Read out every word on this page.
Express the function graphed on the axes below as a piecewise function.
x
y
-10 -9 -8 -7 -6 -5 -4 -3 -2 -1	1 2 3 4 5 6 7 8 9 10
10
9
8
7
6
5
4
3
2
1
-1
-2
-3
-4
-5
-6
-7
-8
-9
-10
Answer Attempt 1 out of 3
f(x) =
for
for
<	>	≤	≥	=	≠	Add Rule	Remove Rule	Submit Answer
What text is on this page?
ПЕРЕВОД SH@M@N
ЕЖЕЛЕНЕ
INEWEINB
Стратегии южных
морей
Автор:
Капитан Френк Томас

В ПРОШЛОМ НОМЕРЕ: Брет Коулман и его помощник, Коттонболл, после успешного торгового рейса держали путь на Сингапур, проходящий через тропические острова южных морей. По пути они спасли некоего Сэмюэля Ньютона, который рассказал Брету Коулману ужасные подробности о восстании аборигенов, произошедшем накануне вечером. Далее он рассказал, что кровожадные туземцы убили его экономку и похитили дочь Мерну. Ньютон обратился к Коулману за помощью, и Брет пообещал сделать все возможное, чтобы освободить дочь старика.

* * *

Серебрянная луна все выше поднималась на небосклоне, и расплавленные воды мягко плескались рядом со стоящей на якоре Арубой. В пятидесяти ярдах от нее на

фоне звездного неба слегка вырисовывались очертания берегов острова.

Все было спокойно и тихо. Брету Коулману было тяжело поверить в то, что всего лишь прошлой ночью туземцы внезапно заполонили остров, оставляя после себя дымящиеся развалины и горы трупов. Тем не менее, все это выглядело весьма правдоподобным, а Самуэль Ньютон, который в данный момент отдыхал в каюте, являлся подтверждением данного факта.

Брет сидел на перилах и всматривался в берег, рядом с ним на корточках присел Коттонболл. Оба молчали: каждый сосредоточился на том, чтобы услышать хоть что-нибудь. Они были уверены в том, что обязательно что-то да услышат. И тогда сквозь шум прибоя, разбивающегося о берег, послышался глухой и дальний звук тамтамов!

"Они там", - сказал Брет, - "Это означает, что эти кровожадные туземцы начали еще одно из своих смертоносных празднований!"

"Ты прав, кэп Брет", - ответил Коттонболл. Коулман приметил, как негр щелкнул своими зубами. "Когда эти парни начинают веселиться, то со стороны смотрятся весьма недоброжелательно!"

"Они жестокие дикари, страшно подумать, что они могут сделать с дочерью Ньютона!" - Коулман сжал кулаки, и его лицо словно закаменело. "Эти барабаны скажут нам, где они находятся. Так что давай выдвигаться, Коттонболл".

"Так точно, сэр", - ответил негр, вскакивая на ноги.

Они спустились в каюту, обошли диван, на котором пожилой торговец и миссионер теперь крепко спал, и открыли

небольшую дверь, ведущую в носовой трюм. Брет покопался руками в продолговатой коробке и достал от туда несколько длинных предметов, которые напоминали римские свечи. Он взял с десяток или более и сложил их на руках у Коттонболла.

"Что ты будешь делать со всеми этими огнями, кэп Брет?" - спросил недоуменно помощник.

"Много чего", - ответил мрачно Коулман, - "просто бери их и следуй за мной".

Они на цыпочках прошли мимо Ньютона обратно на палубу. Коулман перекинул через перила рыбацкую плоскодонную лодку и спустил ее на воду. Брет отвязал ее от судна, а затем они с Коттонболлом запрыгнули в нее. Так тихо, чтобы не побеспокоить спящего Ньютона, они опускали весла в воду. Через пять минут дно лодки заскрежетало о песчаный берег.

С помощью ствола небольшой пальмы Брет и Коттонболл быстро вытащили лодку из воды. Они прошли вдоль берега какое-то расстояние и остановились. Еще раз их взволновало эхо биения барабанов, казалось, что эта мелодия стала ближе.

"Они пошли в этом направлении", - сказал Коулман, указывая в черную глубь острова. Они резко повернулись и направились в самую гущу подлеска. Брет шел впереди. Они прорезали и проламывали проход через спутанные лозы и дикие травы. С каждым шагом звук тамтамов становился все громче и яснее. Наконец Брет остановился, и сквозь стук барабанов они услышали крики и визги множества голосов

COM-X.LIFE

Exercise requirements:
Return the listing above word for word.

Task answer:
Read out every word on this page.
Express the function graphed on the axes below as a piecewise function.
x
y
-10 -9 -8 -7 -6 -5 -4 -3 -2 -1	1 2 3 4 5 6 7 8 9 10
10
9
8
7
6
5
4
3
2
1
-1
-2
-3
-4
-5
-6
-7
-8
-9
-10
Answer Attempt 1 out of 3
f(x) =
for
for
<	>	≤	≥	=	≠	Add Rule	Remove Rule	Submit Answer
What text is on this page?
ПЕРЕВОД SH@M@N
ЕЖЕЛЕНЕ
INEWEINB
Стратегии южных
морей
Автор:
Капитан Френк Томас

В ПРОШЛОМ НОМЕРЕ: Брет Коулман и его помощник, Коттонболл, после успешного торгового рейса держали путь на Сингапур, проходящий через тропические острова южных морей. По пути они спасли некоего Сэмюэля Ньютона, который рассказал Брету Коулману ужасные подробности о восстании аборигенов, произошедшем накануне вечером. Далее он рассказал, что кровожадные туземцы убили его экономку и похитили дочь Мерну. Ньютон обратился к Коулману за помощью, и Брет пообещал сделать все возможное, чтобы освободить дочь старика.

* * *

Серебрянная луна все выше поднималась на небосклоне, и расплавленные воды мягко плескались рядом со стоящей на якоре Арубой. В пятидесяти ярдах от нее на

фоне звездного неба слегка вырисовывались очертания берегов острова.

Все было спокойно и тихо. Брету Коулману было тяжело поверить в то, что всего лишь прошлой ночью туземцы внезапно заполонили остров, оставляя после себя дымящиеся развалины и горы трупов. Тем не менее, все это выглядело весьма правдоподобным, а Самуэль Ньютон, который в данный момент отдыхал в каюте, являлся подтверждением данного факта.

Брет сидел на перилах и всматривался в берег, рядом с ним на корточках присел Коттонболл. Оба молчали: каждый сосредоточился на том, чтобы услышать хоть что-нибудь. Они были уверены в том, что обязательно что-то да услышат. И тогда сквозь шум прибоя, разбивающегося о берег, послышался глухой и дальний звук тамтамов!

"Они там", - сказал Брет, - "Это означает, что эти кровожадные туземцы начали еще одно из своих смертоносных празднований!"

"Ты прав, кэп Брет", - ответил Коттонболл. Коулман приметил, как негр щелкнул своими зубами. "Когда эти парни начинают веселиться, то со стороны смотрятся весьма недоброжелательно!"

"Они жестокие дикари, страшно подумать, что они могут сделать с дочерью Ньютона!" - Коулман сжал кулаки, и его лицо словно закаменело. "Эти барабаны скажут нам, где они находятся. Так что давай выдвигаться, Коттонболл".

"Так точно, сэр", - ответил негр, вскакивая на ноги.

Они спустились в каюту, обошли диван, на котором пожилой торговец и миссионер теперь крепко спал, и открыли

небольшую дверь, ведущую в носовой трюм. Брет покопался руками в продолговатой коробке и достал от туда несколько длинных предметов, которые напоминали римские свечи. Он взял с десяток или более и сложил их на руках у Коттонболла.

"Что ты будешь делать со всеми этими огнями, кэп Брет?" - спросил недоуменно помощник.

"Много чего", - ответил мрачно Коулман, - "просто бери их и следуй за мной".

Они на цыпочках прошли мимо Ньютона обратно на палубу. Коулман перекинул через перила рыбацкую плоскодонную лодку и спустил ее на воду. Брет отвязал ее от судна, а затем они с Коттонболлом запрыгнули в нее. Так тихо, чтобы не побеспокоить спящего Ньютона, они опускали весла в воду. Через пять минут дно лодки заскрежетало о песчаный берег.

С помощью ствола небольшой пальмы Брет и Коттонболл быстро вытащили лодку из воды. Они прошли вдоль берега какое-то расстояние и остановились. Еще раз их взволновало эхо биения барабанов, казалось, что эта мелодия стала ближе.

"Они пошли в этом направлении", - сказал Коулман, указывая в черную глубь острова. Они резко повернулись и направились в самую гущу подлеска. Брет шел впереди. Они прорезали и проламывали проход через спутанные лозы и дикие травы. С каждым шагом звук тамтамов становился все громче и яснее. Наконец Брет остановился, и сквозь стук барабанов они услышали крики и визги множества голосов

COM-X.LIFE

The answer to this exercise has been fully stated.